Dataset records
______
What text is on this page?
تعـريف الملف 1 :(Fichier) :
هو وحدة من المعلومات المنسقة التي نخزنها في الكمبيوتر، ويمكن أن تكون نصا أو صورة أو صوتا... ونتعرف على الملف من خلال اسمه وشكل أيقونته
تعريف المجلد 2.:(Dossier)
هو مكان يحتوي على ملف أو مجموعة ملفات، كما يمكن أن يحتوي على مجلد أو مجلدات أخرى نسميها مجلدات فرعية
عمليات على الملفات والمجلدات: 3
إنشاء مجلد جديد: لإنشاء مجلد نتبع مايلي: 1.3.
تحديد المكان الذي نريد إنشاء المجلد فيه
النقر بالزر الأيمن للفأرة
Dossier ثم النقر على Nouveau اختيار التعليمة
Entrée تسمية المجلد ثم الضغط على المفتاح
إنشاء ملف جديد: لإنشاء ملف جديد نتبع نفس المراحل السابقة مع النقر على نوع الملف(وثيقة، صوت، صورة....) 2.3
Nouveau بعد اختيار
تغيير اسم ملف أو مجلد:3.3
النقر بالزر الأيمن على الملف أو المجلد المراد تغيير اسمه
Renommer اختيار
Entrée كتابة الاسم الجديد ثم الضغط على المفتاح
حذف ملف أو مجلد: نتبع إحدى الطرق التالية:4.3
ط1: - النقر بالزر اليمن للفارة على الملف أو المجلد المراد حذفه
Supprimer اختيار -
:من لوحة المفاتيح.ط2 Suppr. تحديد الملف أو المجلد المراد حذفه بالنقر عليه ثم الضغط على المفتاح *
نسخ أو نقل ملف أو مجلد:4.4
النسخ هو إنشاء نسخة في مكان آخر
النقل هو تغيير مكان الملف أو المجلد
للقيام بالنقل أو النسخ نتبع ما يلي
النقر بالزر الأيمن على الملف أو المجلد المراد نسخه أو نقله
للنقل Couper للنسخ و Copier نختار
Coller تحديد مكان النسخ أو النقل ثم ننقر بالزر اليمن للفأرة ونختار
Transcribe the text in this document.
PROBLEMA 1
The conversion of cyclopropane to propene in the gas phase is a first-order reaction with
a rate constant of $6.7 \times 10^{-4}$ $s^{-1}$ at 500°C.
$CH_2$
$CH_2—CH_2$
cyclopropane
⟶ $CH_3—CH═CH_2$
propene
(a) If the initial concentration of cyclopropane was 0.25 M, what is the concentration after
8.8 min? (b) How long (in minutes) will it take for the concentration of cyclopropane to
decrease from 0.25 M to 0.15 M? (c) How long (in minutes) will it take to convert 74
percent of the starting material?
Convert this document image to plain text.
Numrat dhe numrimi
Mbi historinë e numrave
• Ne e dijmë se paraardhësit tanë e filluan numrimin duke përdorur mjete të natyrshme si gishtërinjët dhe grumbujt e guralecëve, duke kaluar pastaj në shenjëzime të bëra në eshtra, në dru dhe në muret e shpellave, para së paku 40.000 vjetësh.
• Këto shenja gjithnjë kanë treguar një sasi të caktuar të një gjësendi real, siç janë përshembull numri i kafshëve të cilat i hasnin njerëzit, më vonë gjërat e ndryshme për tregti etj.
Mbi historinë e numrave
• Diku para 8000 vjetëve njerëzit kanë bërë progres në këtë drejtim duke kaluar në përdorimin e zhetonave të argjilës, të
______
**WHAT TO DO:**
Retype the records that precede this task, keeping them exactly the same.

**SOLUTION TO THE EXERCISE:**
What text is on this page?
تعـريف الملف 1 :(Fichier) :
هو وحدة من المعلومات المنسقة التي نخزنها في الكمبيوتر، ويمكن أن تكون نصا أو صورة أو صوتا... ونتعرف على الملف من خلال اسمه وشكل أيقونته
تعريف المجلد 2.:(Dossier)
هو مكان يحتوي على ملف أو مجموعة ملفات، كما يمكن أن يحتوي على مجلد أو مجلدات أخرى نسميها مجلدات فرعية
عمليات على الملفات والمجلدات: 3
إنشاء مجلد جديد: لإنشاء مجلد نتبع مايلي: 1.3.
تحديد المكان الذي نريد إنشاء المجلد فيه
النقر بالزر الأيمن للفأرة
Dossier ثم النقر على Nouveau اختيار التعليمة
Entrée تسمية المجلد ثم الضغط على المفتاح
إنشاء ملف جديد: لإنشاء ملف جديد نتبع نفس المراحل السابقة مع النقر على نوع الملف(وثيقة، صوت، صورة....) 2.3
Nouveau بعد اختيار
تغيير اسم ملف أو مجلد:3.3
النقر بالزر الأيمن على الملف أو المجلد المراد تغيير اسمه
Renommer اختيار
Entrée كتابة الاسم الجديد ثم الضغط على المفتاح
حذف ملف أو مجلد: نتبع إحدى الطرق التالية:4.3
ط1: - النقر بالزر اليمن للفارة على الملف أو المجلد المراد حذفه
Supprimer اختيار -
:من لوحة المفاتيح.ط2 Suppr. تحديد الملف أو المجلد المراد حذفه بالنقر عليه ثم الضغط على المفتاح *
نسخ أو نقل ملف أو مجلد:4.4
النسخ هو إنشاء نسخة في مكان آخر
النقل هو تغيير مكان الملف أو المجلد
للقيام بالنقل أو النسخ نتبع ما يلي
النقر بالزر الأيمن على الملف أو المجلد المراد نسخه أو نقله
للنقل Couper للنسخ و Copier نختار
Coller تحديد مكان النسخ أو النقل ثم ننقر بالزر اليمن للفأرة ونختار
Transcribe the text in this document.
PROBLEMA 1
The conversion of cyclopropane to propene in the gas phase is a first-order reaction with
a rate constant of $6.7 \times 10^{-4}$ $s^{-1}$ at 500°C.
$CH_2$
$CH_2—CH_2$
cyclopropane
⟶ $CH_3—CH═CH_2$
propene
(a) If the initial concentration of cyclopropane was 0.25 M, what is the concentration after
8.8 min? (b) How long (in minutes) will it take for the concentration of cyclopropane to
decrease from 0.25 M to 0.15 M? (c) How long (in minutes) will it take to convert 74
percent of the starting material?
Convert this document image to plain text.
Numrat dhe numrimi
Mbi historinë e numrave
• Ne e dijmë se paraardhësit tanë e filluan numrimin duke përdorur mjete të natyrshme si gishtërinjët dhe grumbujt e guralecëve, duke kaluar pastaj në shenjëzime të bëra në eshtra, në dru dhe në muret e shpellave, para së paku 40.000 vjetësh.
• Këto shenja gjithnjë kanë treguar një sasi të caktuar të një gjësendi real, siç janë përshembull numri i kafshëve të cilat i hasnin njerëzit, më vonë gjërat e ndryshme për tregti etj.
Mbi historinë e numrave
• Diku para 8000 vjetëve njerëzit kanë bërë progres në këtë drejtim duke kaluar në përdorimin e zhetonave të argjilës, të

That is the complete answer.